**TASK TO CARRY OUT**
Extract each line containing the string "traditional".
.....
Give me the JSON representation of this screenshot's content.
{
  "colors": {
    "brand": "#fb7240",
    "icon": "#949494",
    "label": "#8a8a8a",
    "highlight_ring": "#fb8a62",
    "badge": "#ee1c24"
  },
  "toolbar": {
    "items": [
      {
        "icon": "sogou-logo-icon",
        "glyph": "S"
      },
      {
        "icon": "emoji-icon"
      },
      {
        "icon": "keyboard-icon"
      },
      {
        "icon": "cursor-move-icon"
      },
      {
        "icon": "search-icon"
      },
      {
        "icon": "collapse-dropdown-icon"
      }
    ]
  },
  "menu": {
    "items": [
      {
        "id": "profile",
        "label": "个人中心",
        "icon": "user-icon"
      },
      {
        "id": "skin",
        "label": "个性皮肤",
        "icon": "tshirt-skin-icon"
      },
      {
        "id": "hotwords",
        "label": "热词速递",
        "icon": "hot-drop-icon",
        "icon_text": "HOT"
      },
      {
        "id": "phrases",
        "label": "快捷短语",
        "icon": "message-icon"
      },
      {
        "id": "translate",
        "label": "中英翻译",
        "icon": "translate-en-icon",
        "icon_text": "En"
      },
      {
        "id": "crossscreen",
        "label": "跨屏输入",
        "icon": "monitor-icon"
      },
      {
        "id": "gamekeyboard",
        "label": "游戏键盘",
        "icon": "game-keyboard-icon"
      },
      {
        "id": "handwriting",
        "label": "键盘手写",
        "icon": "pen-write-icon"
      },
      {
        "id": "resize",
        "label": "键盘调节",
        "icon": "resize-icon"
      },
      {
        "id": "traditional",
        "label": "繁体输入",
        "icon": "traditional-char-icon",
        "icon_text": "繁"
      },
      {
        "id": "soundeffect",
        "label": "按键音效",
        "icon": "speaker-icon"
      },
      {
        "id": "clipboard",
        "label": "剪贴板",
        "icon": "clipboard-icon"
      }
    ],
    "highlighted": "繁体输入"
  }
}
.....
**THE RESPONSE**
        "id": "traditional",
        "icon": "traditional-char-icon",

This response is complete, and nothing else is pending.